_Description of the task_
Can you find the lines of the listing that include "this" and copy every one?

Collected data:
* * *
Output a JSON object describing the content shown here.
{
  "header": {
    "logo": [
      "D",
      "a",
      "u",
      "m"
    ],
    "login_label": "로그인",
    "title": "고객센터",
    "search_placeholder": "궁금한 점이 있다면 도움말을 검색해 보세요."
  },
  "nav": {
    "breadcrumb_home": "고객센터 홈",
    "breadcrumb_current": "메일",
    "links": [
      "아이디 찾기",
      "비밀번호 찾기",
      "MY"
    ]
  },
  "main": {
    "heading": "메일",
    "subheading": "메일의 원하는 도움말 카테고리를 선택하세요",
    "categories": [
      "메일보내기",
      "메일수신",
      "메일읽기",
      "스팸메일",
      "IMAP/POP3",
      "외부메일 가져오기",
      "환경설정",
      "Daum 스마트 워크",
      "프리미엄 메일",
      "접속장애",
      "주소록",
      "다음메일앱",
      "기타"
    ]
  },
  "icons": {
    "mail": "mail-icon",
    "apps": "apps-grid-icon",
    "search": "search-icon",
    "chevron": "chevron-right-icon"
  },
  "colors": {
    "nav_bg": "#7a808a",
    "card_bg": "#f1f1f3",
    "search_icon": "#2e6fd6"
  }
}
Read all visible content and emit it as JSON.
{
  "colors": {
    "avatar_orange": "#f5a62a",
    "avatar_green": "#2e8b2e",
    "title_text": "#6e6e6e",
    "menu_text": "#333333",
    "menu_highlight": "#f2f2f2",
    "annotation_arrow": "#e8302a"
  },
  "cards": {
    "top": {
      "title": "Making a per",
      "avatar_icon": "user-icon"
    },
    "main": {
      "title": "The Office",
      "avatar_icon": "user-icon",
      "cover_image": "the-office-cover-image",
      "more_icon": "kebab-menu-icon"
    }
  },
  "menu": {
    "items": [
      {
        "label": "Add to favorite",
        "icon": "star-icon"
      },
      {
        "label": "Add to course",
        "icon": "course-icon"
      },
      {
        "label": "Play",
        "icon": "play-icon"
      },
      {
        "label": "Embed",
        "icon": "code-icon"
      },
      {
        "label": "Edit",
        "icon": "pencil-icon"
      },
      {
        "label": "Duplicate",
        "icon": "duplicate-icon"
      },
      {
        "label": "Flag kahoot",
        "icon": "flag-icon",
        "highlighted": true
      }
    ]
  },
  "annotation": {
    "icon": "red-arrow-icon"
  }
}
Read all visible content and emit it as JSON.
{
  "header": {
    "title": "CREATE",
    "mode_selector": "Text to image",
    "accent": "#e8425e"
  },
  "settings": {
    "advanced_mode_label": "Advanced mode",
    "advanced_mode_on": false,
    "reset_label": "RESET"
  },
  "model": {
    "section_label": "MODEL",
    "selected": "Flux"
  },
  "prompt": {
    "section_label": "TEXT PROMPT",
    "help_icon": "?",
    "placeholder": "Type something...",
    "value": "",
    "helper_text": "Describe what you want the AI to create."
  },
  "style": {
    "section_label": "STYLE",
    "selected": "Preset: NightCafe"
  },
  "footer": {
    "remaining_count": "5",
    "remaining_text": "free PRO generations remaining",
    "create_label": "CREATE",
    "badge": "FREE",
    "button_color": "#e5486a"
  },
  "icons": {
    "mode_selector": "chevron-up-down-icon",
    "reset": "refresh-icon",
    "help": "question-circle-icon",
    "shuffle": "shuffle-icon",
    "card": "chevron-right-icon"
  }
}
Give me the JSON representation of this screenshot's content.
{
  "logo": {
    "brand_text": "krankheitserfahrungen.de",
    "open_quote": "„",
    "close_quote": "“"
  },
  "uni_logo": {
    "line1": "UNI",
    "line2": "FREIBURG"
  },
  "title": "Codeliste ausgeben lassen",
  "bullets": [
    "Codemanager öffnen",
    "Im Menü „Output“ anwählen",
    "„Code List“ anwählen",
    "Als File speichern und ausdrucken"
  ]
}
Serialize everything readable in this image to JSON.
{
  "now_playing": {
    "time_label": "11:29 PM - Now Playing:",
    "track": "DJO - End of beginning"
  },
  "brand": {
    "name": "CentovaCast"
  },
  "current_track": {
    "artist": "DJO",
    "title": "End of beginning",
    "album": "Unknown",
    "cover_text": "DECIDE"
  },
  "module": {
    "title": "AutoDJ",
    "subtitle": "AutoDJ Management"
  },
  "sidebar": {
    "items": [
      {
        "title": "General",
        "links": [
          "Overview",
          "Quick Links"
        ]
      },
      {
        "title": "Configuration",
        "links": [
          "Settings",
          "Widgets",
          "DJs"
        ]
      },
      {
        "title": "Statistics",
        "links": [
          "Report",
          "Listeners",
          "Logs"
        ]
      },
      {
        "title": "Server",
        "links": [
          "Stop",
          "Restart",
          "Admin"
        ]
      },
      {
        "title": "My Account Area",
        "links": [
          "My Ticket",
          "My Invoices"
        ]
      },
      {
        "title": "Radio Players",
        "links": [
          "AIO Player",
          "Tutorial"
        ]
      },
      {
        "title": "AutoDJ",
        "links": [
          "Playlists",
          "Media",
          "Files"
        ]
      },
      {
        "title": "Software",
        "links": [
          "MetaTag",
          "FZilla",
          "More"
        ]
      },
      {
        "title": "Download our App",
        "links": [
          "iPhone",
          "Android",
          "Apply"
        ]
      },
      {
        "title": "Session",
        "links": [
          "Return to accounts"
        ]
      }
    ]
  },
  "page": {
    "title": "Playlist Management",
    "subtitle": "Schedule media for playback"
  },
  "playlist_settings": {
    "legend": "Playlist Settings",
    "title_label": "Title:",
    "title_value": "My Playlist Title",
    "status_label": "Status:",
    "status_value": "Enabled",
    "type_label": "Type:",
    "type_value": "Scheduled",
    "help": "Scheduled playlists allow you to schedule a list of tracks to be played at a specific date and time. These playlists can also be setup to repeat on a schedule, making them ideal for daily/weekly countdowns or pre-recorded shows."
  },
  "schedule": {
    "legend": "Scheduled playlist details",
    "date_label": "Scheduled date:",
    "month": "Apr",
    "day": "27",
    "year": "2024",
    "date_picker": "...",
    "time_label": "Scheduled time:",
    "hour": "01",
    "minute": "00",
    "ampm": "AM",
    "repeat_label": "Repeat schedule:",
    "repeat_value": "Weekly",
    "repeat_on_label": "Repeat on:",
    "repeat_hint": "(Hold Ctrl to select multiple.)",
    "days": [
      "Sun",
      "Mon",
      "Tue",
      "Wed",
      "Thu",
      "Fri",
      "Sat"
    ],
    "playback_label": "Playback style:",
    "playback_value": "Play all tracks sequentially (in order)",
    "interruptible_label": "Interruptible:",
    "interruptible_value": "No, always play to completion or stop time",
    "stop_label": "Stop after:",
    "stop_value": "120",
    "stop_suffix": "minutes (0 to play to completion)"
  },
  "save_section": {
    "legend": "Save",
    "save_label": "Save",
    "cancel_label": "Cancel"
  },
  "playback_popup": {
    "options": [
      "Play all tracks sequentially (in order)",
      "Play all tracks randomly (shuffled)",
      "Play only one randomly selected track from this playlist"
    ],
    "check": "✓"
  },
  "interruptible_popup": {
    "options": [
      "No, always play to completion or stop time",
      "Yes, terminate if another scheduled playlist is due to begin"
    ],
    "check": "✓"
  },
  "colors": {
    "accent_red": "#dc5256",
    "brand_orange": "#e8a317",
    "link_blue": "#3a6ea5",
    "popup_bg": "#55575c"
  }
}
* * *
_Solution to the problem_
Give me the JSON representation of this screenshot's content.
Serialize everything readable in this image to JSON.
      "Play only one randomly selected track from this playlist"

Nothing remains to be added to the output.